--- Input ---

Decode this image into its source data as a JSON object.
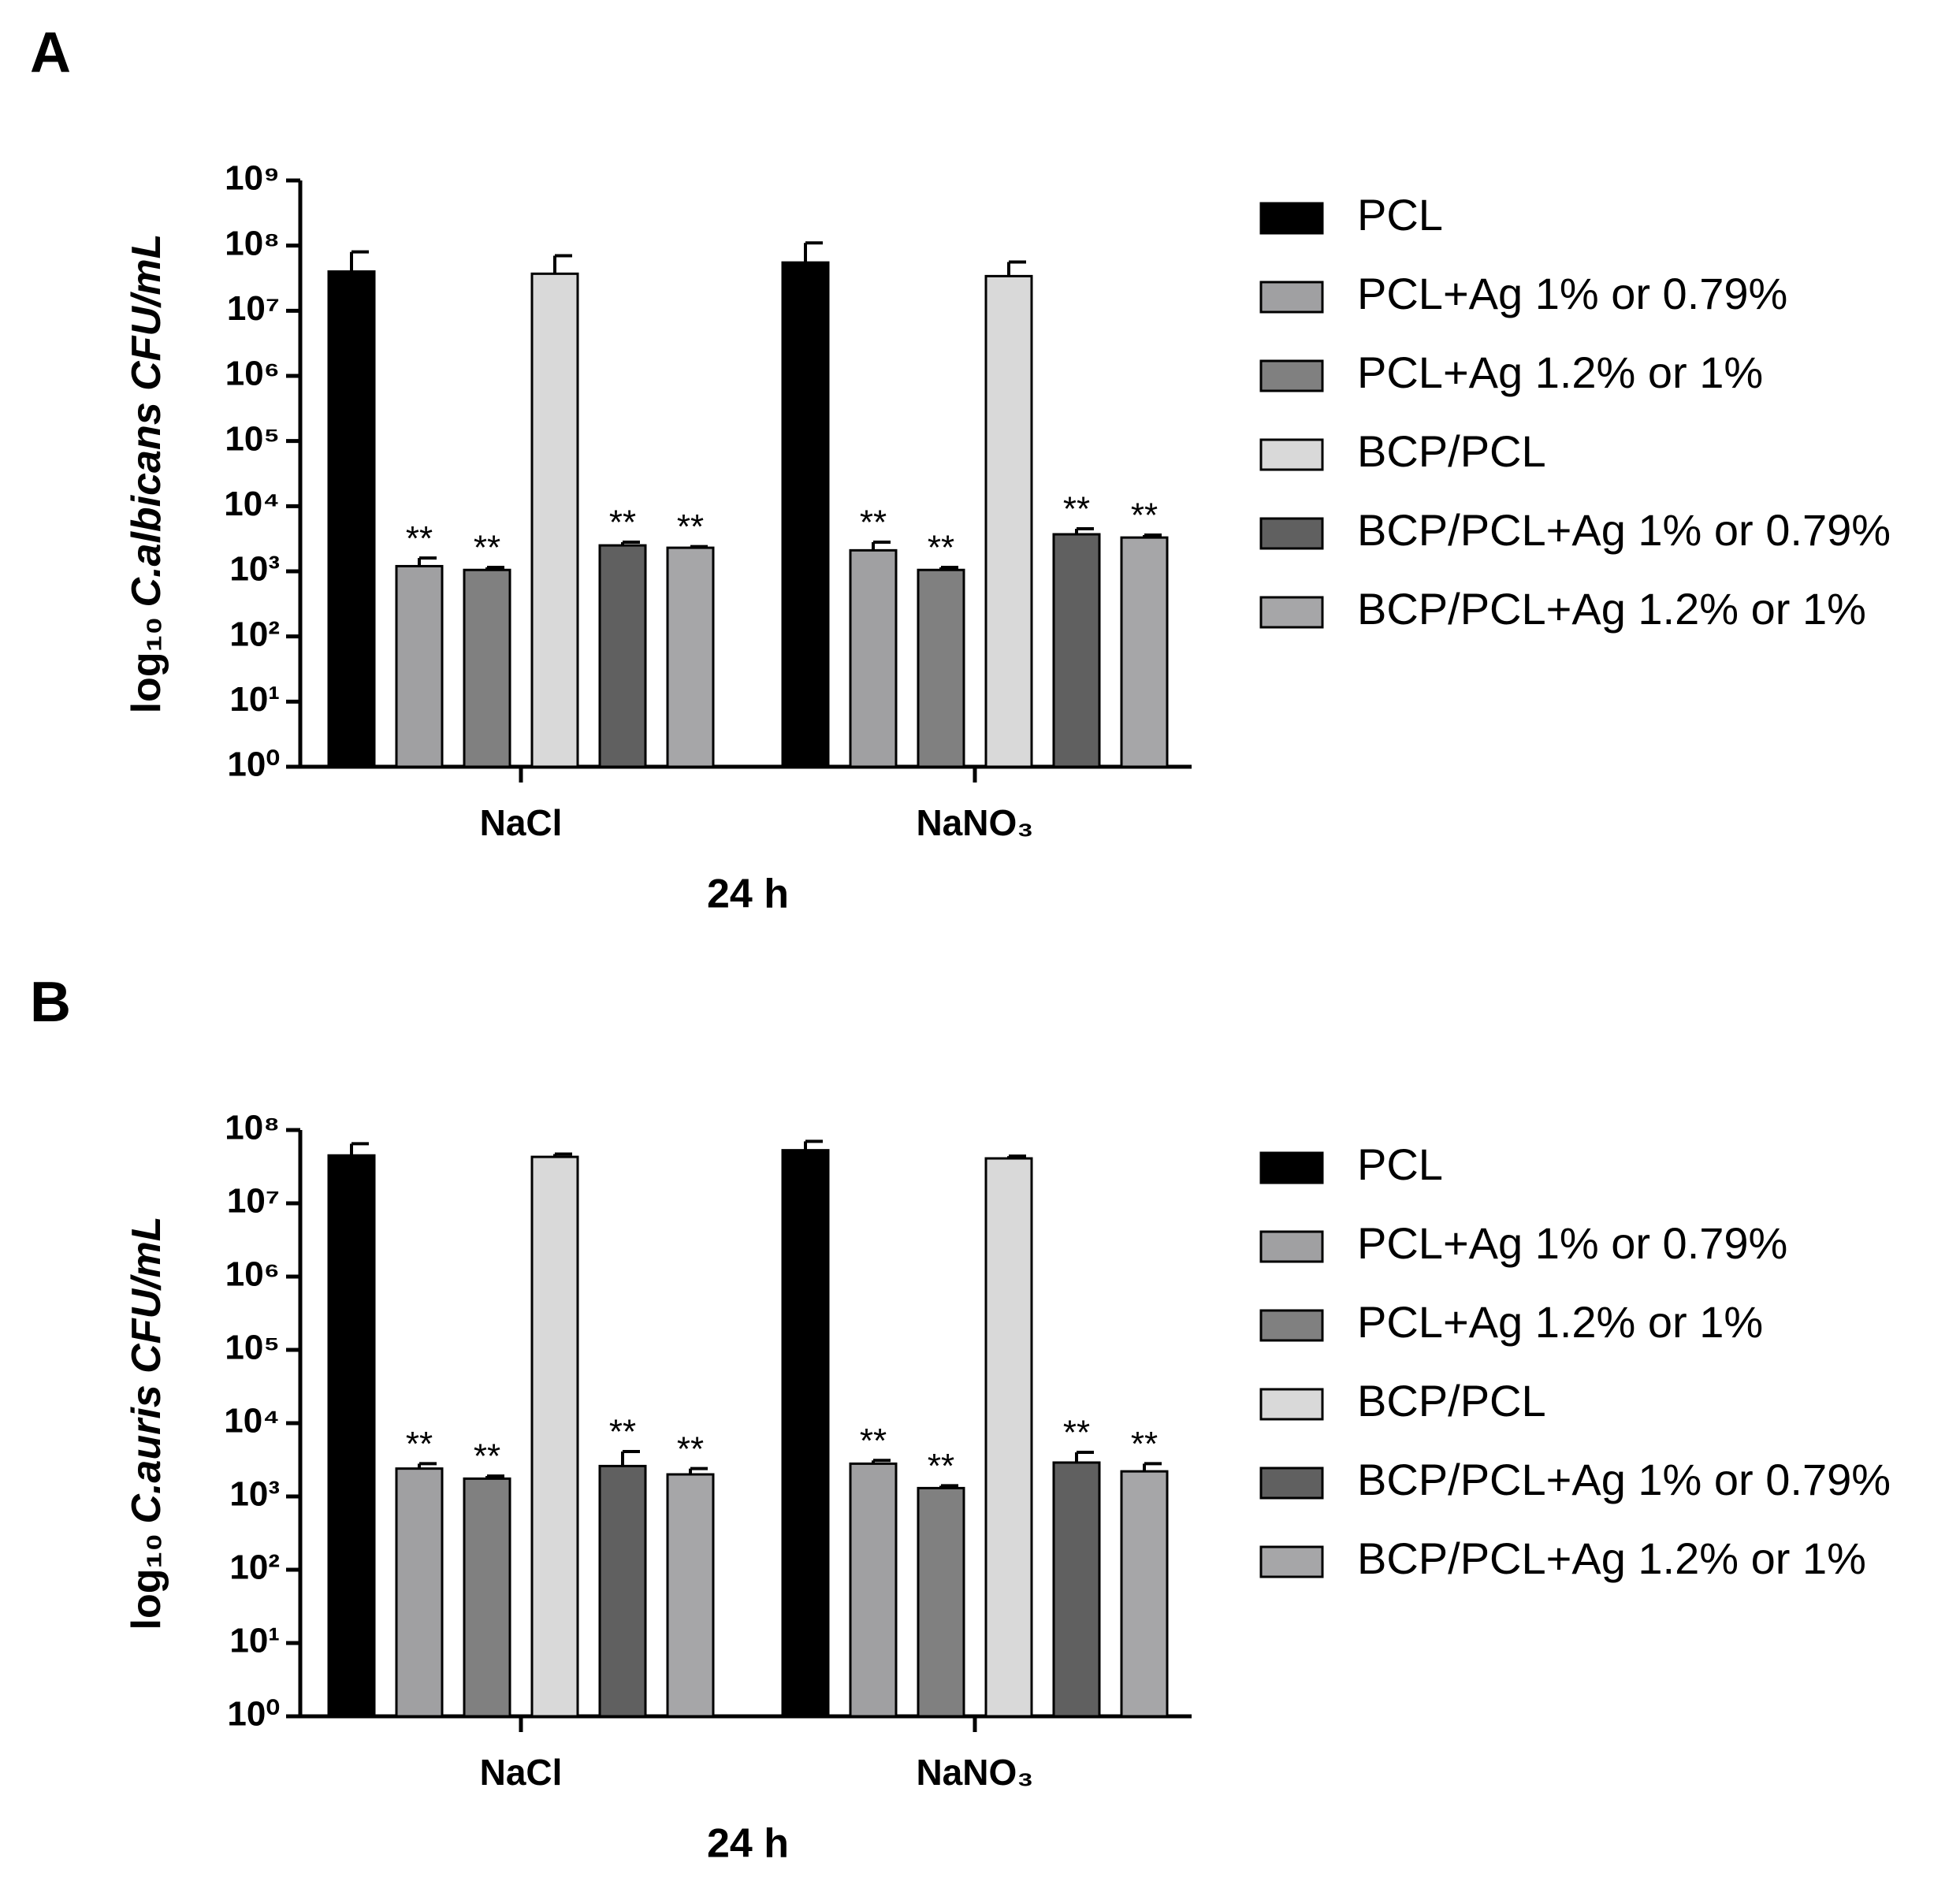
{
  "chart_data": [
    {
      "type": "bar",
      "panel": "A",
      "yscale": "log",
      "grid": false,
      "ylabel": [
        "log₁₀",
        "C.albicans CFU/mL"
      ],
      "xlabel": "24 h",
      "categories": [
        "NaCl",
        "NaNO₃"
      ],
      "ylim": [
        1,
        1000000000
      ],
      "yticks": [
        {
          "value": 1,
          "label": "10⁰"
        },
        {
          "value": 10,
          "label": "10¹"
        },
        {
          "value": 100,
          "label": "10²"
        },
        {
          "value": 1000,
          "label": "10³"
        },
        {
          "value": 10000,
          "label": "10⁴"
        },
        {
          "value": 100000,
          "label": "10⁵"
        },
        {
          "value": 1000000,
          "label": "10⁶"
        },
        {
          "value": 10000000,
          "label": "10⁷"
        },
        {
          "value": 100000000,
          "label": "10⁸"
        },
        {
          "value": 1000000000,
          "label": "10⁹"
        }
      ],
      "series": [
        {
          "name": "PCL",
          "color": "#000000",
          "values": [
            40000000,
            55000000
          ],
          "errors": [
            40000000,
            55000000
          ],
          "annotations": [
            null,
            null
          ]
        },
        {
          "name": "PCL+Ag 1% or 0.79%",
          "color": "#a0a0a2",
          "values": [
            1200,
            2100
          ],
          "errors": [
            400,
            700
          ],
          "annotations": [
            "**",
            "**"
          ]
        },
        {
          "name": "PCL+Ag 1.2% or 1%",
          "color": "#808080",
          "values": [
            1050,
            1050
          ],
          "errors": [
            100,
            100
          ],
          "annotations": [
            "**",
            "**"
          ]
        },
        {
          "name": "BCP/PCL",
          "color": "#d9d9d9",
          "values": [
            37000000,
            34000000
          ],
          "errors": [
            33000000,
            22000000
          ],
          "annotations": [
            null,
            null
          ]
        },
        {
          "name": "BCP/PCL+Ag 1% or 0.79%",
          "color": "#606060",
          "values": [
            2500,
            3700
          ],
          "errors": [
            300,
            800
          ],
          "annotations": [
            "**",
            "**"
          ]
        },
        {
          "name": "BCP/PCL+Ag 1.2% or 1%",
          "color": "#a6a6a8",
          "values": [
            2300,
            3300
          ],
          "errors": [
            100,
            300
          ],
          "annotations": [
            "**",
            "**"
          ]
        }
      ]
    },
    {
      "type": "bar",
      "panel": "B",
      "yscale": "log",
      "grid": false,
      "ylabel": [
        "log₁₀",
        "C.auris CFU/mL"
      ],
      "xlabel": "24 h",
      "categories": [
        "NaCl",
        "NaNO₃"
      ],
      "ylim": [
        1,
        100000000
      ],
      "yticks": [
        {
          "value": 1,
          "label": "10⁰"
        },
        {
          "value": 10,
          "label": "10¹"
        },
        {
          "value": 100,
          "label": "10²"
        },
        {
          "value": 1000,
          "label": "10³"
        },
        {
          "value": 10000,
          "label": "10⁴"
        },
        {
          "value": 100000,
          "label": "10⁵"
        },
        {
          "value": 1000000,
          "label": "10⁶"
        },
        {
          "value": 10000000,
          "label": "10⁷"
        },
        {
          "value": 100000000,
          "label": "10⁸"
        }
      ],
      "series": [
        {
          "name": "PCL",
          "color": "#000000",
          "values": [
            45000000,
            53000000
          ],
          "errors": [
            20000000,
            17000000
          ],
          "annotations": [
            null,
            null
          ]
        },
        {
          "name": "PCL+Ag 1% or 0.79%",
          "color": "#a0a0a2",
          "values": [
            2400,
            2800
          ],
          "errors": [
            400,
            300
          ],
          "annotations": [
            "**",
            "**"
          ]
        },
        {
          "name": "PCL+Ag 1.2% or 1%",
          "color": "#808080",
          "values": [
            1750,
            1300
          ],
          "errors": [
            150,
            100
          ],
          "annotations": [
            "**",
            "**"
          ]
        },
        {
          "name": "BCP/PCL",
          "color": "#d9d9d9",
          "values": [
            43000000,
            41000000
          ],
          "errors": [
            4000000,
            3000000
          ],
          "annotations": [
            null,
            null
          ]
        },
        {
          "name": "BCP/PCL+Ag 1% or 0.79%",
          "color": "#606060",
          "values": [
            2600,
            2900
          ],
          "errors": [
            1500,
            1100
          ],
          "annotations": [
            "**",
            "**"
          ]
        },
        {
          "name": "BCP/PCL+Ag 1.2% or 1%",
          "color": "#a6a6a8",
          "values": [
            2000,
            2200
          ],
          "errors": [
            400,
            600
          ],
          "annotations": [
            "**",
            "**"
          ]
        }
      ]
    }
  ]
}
==
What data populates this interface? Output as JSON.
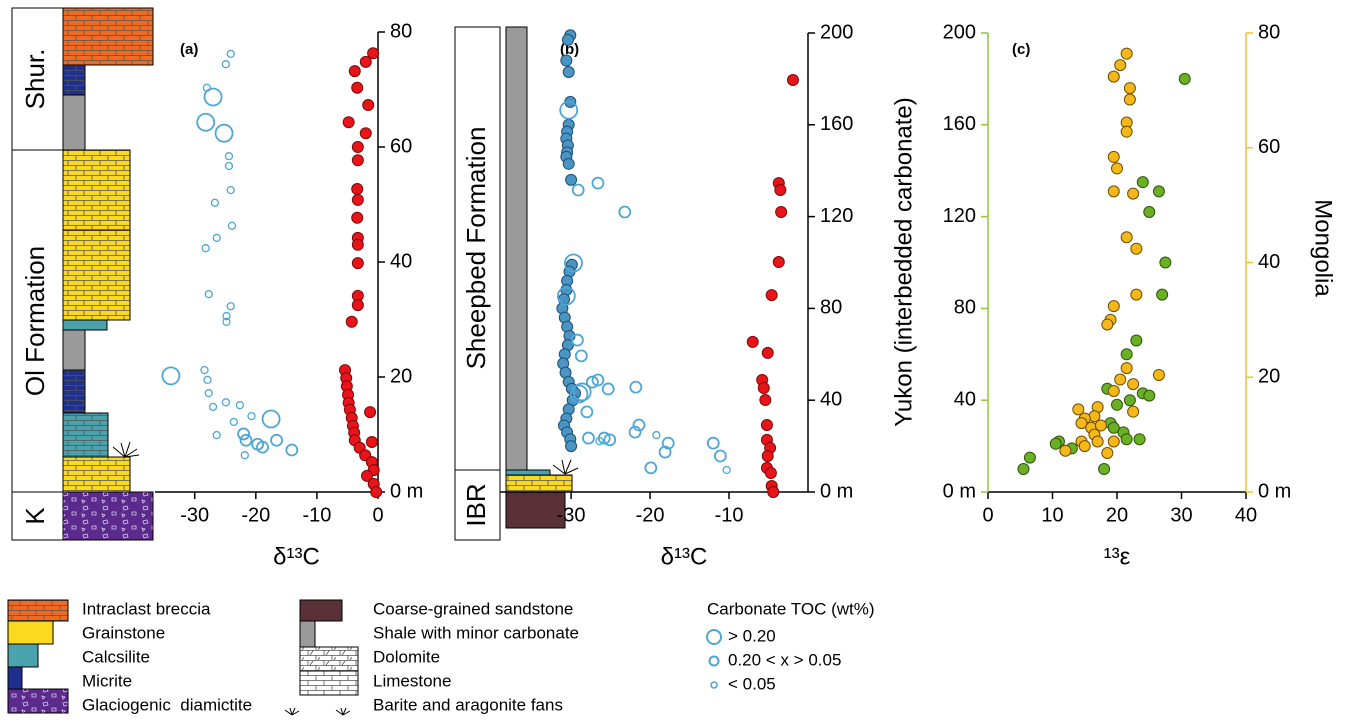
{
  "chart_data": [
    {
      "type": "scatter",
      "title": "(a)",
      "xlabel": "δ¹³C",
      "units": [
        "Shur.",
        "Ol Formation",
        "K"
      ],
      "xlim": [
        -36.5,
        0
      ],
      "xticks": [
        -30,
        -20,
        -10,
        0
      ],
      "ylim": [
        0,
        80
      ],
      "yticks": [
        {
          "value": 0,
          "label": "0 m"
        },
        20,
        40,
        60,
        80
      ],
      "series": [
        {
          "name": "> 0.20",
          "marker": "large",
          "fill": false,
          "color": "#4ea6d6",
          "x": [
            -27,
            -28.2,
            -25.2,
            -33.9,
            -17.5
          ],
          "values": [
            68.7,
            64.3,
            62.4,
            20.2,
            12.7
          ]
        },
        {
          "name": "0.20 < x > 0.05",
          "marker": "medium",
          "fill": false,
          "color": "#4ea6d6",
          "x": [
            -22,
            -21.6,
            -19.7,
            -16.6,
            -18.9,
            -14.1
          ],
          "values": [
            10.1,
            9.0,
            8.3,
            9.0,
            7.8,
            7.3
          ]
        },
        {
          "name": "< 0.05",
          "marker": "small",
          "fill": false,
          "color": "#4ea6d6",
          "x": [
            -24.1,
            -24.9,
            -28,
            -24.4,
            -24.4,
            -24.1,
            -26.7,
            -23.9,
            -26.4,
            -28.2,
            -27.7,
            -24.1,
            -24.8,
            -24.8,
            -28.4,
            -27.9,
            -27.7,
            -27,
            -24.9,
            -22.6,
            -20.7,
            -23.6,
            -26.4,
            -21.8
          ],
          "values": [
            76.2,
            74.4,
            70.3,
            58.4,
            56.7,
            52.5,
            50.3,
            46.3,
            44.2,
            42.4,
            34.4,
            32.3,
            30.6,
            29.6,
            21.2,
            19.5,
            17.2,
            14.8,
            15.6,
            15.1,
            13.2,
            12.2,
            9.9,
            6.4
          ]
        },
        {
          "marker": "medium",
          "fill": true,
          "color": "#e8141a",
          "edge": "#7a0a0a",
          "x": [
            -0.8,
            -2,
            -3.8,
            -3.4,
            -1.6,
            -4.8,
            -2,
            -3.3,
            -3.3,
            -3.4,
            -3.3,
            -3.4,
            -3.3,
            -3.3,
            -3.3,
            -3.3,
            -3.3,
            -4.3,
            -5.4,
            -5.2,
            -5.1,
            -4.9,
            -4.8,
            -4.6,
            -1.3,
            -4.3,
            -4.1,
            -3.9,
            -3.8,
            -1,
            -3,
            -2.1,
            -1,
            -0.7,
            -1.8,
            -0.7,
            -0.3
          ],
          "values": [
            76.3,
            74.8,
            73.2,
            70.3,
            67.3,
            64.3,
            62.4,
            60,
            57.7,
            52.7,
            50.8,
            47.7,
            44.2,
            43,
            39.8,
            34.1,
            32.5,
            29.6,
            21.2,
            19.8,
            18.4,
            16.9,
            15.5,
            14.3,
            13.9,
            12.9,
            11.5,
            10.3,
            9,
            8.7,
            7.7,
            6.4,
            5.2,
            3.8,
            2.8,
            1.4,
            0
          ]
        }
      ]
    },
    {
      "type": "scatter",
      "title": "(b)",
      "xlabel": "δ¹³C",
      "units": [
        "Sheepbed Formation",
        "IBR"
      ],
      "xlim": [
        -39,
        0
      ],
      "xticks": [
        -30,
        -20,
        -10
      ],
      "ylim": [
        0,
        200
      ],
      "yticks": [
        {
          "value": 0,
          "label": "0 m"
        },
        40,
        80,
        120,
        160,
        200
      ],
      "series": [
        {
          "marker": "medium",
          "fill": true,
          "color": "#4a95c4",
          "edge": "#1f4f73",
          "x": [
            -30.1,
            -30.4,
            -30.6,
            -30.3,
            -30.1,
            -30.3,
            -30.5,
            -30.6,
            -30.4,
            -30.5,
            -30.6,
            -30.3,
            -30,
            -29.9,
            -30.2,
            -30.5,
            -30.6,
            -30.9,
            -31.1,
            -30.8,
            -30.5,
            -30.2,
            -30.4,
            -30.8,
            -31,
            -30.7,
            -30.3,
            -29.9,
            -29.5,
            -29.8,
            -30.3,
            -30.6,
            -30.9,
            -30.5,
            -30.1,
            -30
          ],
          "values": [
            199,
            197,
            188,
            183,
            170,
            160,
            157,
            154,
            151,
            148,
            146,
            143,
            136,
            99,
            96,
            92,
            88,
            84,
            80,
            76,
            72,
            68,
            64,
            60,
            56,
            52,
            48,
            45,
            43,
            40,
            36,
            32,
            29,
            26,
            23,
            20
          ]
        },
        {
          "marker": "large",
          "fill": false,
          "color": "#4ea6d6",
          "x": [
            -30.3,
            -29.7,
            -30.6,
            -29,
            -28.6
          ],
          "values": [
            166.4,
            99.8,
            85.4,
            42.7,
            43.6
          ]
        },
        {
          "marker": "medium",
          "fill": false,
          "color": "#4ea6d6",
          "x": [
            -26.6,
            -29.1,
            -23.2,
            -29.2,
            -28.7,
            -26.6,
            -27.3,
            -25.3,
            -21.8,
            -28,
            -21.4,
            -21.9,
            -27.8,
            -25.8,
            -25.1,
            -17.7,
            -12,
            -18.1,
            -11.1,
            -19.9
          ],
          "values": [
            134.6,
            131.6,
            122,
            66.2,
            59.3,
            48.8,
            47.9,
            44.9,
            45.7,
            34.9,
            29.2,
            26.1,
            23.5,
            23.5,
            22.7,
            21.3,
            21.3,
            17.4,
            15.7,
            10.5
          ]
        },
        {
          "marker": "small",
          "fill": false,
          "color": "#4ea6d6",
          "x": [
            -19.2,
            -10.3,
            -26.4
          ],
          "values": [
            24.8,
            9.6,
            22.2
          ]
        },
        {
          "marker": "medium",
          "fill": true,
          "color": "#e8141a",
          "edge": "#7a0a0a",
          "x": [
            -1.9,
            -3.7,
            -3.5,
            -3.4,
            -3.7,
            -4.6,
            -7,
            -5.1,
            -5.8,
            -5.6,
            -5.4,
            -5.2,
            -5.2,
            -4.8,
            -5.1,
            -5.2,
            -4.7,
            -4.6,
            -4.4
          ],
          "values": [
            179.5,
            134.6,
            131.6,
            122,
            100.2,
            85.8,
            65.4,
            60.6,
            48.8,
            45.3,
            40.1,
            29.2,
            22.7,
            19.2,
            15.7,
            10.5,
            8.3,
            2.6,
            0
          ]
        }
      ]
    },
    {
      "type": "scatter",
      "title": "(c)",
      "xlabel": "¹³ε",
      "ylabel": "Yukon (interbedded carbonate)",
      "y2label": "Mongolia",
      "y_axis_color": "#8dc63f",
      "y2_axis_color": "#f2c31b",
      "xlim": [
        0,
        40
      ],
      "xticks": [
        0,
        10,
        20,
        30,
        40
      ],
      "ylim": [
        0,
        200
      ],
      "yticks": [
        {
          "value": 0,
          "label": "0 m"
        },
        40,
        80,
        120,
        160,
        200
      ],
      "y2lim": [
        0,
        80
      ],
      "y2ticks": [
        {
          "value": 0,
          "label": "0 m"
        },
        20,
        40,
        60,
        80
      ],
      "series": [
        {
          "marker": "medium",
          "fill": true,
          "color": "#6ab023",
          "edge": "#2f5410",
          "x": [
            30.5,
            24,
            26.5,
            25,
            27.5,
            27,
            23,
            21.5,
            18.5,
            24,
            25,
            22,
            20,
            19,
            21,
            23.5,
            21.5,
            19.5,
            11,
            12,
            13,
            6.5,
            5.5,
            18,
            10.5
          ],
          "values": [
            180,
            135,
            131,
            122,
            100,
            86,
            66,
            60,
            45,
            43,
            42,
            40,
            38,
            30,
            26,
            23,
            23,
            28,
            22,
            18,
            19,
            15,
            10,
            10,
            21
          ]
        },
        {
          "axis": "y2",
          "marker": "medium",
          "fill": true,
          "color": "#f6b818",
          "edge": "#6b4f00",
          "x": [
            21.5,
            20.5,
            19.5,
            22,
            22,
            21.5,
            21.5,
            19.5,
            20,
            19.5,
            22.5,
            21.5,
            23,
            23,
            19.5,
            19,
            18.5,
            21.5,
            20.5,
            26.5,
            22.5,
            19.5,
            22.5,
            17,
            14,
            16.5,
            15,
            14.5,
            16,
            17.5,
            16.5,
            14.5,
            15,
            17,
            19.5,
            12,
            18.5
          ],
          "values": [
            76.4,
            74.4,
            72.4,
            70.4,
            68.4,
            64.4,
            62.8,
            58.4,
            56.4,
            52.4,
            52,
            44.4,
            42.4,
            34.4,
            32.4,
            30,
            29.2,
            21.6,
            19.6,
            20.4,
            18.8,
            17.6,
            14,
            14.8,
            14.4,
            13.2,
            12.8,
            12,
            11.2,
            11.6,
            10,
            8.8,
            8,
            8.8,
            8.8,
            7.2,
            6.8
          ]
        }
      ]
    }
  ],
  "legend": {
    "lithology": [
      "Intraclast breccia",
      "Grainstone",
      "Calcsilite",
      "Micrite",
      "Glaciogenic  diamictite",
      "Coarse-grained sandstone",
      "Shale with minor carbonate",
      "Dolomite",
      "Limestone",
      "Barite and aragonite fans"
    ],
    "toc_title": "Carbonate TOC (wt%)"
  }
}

--- Required task ---
Tally up how many lines in the preceding listing contain the word "edge". Give nothing but the number.

--- Full solution ---
5